→ **Stated exercise**
From the records below, pull each line that has "Ihre".

Part of a data file:
-- start --
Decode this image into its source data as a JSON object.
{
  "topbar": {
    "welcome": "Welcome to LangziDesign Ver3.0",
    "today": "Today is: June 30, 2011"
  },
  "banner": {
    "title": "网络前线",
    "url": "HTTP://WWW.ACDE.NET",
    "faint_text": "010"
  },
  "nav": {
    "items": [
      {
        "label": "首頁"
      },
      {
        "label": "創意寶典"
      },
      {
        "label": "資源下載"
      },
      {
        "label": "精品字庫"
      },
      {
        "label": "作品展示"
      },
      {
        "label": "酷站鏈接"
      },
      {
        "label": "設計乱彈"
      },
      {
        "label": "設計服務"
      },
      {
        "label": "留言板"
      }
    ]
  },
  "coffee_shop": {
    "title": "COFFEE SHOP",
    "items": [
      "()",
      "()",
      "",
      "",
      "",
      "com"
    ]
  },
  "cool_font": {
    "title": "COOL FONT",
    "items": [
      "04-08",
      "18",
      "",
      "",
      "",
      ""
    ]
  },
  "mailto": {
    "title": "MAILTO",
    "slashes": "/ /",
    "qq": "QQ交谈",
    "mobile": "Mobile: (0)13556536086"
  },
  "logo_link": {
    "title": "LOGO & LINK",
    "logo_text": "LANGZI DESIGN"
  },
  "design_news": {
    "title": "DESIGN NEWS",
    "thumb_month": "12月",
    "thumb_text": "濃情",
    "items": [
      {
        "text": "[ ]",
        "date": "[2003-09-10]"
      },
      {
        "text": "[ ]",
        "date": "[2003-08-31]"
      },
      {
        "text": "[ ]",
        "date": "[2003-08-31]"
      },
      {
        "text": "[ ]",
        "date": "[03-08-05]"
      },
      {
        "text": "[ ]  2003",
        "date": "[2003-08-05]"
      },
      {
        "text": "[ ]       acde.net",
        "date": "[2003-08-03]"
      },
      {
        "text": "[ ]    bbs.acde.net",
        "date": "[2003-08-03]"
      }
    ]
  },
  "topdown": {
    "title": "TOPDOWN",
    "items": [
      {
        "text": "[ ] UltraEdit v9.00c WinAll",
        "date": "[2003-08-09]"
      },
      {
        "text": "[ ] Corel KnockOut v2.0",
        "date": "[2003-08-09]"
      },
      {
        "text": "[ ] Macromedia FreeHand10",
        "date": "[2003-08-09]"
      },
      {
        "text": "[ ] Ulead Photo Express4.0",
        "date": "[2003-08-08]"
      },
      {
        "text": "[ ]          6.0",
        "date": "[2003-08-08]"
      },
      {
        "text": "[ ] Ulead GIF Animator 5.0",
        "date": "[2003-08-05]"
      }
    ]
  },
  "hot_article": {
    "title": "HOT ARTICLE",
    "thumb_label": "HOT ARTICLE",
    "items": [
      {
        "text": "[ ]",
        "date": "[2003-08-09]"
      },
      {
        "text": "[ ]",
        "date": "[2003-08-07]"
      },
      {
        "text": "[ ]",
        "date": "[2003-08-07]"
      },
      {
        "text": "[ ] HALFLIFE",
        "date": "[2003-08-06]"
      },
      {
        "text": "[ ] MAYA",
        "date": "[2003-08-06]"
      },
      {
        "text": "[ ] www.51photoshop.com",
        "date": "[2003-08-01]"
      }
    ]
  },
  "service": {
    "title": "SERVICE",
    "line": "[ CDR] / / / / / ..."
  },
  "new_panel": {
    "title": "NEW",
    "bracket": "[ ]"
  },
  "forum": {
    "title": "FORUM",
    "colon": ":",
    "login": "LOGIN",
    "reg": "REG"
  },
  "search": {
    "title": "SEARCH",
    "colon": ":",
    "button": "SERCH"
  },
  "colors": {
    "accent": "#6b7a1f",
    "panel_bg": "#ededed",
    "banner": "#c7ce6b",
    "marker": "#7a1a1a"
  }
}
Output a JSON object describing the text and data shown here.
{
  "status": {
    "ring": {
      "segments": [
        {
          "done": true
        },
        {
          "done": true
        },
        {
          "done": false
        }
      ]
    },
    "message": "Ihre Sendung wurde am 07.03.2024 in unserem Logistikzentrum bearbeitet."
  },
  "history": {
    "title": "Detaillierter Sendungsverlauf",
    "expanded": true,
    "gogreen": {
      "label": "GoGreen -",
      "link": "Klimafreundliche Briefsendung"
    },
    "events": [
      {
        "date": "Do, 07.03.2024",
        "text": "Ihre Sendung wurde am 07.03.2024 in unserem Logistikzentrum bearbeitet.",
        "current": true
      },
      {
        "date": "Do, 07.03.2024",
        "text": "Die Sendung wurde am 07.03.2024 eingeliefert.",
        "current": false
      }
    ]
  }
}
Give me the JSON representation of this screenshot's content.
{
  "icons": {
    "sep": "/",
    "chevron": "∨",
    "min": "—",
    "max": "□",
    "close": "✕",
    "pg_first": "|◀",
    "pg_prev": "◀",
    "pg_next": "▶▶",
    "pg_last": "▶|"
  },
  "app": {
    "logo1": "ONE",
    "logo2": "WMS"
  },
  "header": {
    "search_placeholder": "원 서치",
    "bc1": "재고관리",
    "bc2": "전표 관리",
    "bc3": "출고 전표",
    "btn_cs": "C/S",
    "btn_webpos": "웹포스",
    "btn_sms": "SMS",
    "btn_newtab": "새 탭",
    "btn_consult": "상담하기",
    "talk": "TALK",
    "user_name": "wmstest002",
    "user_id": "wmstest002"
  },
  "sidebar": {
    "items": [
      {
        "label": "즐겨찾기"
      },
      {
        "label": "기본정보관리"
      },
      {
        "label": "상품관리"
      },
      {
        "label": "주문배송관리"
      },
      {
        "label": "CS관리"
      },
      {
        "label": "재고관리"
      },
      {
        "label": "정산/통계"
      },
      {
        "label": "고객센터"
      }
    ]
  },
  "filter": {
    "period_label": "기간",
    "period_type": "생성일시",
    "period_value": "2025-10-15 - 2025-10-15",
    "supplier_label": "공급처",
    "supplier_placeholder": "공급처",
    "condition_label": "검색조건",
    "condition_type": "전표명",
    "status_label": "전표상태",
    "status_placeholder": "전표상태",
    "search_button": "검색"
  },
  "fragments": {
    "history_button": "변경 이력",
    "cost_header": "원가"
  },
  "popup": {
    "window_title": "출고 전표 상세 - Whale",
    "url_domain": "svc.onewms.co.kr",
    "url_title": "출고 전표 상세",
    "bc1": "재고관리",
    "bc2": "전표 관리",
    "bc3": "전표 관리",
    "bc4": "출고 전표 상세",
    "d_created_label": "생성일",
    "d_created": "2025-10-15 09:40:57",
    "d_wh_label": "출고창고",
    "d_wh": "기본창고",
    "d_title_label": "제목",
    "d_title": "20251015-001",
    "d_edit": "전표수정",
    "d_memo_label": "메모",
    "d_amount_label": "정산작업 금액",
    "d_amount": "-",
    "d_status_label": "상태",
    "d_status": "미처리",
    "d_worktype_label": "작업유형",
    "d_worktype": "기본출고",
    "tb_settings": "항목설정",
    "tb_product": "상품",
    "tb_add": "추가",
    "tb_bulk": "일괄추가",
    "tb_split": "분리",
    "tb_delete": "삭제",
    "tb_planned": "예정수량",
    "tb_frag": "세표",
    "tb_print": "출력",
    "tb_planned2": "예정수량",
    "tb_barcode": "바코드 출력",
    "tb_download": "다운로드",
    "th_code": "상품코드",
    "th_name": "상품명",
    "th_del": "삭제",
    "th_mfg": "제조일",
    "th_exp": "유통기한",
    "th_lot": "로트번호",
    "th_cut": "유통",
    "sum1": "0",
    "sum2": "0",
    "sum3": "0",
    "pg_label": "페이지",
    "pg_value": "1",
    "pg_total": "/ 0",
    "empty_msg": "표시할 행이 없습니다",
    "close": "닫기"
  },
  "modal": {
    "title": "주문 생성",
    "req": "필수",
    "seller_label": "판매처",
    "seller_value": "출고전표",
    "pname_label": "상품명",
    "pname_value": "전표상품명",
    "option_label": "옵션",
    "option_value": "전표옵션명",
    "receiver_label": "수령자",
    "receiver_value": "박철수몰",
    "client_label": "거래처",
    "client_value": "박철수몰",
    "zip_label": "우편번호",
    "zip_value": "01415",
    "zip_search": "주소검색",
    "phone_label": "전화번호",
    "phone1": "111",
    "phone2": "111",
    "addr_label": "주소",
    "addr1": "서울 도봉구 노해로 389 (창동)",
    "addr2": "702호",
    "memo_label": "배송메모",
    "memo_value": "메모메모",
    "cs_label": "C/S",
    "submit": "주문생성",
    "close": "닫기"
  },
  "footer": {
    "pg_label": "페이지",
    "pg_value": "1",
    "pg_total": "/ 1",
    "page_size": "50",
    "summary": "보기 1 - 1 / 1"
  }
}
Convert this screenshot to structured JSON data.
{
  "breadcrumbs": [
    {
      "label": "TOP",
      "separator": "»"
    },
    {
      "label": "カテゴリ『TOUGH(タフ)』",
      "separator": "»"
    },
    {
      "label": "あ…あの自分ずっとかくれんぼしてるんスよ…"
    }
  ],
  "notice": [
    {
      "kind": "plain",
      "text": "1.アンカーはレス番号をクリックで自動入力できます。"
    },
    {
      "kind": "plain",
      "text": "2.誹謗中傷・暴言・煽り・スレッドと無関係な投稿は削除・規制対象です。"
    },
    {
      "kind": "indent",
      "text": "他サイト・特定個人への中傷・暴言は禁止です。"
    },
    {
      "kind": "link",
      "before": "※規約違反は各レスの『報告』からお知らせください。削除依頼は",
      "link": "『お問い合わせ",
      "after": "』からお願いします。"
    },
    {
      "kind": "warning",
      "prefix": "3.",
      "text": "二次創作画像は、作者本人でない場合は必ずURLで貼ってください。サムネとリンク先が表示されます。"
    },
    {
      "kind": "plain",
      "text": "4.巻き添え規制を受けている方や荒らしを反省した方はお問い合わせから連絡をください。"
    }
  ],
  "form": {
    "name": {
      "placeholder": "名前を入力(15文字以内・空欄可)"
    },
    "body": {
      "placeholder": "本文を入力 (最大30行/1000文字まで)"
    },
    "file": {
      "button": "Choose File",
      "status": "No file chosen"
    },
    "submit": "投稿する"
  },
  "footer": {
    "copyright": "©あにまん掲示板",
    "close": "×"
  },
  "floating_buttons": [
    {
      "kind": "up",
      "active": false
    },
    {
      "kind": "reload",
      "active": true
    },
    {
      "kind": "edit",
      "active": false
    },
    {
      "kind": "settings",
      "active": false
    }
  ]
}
-- end --
→ **Written solution**
    "message": "Ihre Sendung wurde am 07.03.2024 in unserem Logistikzentrum bearbeitet."
        "text": "Ihre Sendung wurde am 07.03.2024 in unserem Logistikzentrum bearbeitet.",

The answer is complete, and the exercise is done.